▶ _GIVEN INSTRUCTION_: Repeat every entry in the listing below, exactly.

Figure record listings
[Begin]

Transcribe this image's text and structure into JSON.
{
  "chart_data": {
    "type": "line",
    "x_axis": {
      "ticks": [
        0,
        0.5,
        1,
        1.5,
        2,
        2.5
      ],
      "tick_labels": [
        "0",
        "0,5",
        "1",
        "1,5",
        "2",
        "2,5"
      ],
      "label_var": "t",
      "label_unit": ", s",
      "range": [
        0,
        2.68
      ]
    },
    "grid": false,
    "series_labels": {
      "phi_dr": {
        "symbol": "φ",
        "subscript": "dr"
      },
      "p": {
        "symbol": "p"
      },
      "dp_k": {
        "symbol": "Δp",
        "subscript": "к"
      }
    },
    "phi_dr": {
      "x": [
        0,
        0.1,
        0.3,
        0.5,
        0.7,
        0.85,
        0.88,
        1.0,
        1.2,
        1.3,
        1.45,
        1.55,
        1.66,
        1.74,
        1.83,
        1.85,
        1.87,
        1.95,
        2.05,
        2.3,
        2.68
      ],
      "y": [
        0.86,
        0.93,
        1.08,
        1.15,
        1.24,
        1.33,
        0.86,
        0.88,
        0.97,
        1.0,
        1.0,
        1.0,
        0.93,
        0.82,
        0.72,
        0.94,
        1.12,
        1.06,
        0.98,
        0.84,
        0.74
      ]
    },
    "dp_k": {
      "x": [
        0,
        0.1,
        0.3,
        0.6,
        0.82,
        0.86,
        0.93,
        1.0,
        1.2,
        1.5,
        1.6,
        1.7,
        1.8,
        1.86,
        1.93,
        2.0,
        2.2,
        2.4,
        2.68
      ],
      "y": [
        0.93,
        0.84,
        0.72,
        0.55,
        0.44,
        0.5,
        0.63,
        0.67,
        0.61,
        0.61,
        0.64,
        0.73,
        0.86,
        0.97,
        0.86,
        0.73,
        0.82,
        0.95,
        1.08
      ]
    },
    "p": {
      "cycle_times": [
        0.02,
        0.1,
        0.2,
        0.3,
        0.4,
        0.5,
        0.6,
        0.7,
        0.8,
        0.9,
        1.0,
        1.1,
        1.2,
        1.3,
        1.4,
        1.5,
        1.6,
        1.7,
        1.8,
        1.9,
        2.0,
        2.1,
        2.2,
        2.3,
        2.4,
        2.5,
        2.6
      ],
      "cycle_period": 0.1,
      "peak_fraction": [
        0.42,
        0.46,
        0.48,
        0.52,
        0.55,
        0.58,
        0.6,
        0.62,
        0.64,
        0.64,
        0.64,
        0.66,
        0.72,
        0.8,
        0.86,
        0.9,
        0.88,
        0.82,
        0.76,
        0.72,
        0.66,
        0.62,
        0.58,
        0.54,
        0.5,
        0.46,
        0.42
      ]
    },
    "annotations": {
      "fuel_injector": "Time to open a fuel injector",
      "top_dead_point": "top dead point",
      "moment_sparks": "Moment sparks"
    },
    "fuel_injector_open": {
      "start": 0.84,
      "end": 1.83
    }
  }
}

[End]

▶ _SOLUTION FOR THIS PROBLEM_:
Transcribe this image's text and structure into JSON.
{
  "chart_data": {
    "type": "line",
    "x_axis": {
      "ticks": [
        0,
        0.5,
        1,
        1.5,
        2,
        2.5
      ],
      "tick_labels": [
        "0",
        "0,5",
        "1",
        "1,5",
        "2",
        "2,5"
      ],
      "label_var": "t",
      "label_unit": ", s",
      "range": [
        0,
        2.68
      ]
    },
    "grid": false,
    "series_labels": {
      "phi_dr": {
        "symbol": "φ",
        "subscript": "dr"
      },
      "p": {
        "symbol": "p"
      },
      "dp_k": {
        "symbol": "Δp",
        "subscript": "к"
      }
    },
    "phi_dr": {
      "x": [
        0,
        0.1,
        0.3,
        0.5,
        0.7,
        0.85,
        0.88,
        1.0,
        1.2,
        1.3,
        1.45,
        1.55,
        1.66,
        1.74,
        1.83,
        1.85,
        1.87,
        1.95,
        2.05,
        2.3,
        2.68
      ],
      "y": [
        0.86,
        0.93,
        1.08,
        1.15,
        1.24,
        1.33,
        0.86,
        0.88,
        0.97,
        1.0,
        1.0,
        1.0,
        0.93,
        0.82,
        0.72,
        0.94,
        1.12,
        1.06,
        0.98,
        0.84,
        0.74
      ]
    },
    "dp_k": {
      "x": [
        0,
        0.1,
        0.3,
        0.6,
        0.82,
        0.86,
        0.93,
        1.0,
        1.2,
        1.5,
        1.6,
        1.7,
        1.8,
        1.86,
        1.93,
        2.0,
        2.2,
        2.4,
        2.68
      ],
      "y": [
        0.93,
        0.84,
        0.72,
        0.55,
        0.44,
        0.5,
        0.63,
        0.67,
        0.61,
        0.61,
        0.64,
        0.73,
        0.86,
        0.97,
        0.86,
        0.73,
        0.82,
        0.95,
        1.08
      ]
    },
    "p": {
      "cycle_times": [
        0.02,
        0.1,
        0.2,
        0.3,
        0.4,
        0.5,
        0.6,
        0.7,
        0.8,
        0.9,
        1.0,
        1.1,
        1.2,
        1.3,
        1.4,
        1.5,
        1.6,
        1.7,
        1.8,
        1.9,
        2.0,
        2.1,
        2.2,
        2.3,
        2.4,
        2.5,
        2.6
      ],
      "cycle_period": 0.1,
      "peak_fraction": [
        0.42,
        0.46,
        0.48,
        0.52,
        0.55,
        0.58,
        0.6,
        0.62,
        0.64,
        0.64,
        0.64,
        0.66,
        0.72,
        0.8,
        0.86,
        0.9,
        0.88,
        0.82,
        0.76,
        0.72,
        0.66,
        0.62,
        0.58,
        0.54,
        0.5,
        0.46,
        0.42
      ]
    },
    "annotations": {
      "fuel_injector": "Time to open a fuel injector",
      "top_dead_point": "top dead point",
      "moment_sparks": "Moment sparks"
    },
    "fuel_injector_open": {
      "start": 0.84,
      "end": 1.83
    }
  }
}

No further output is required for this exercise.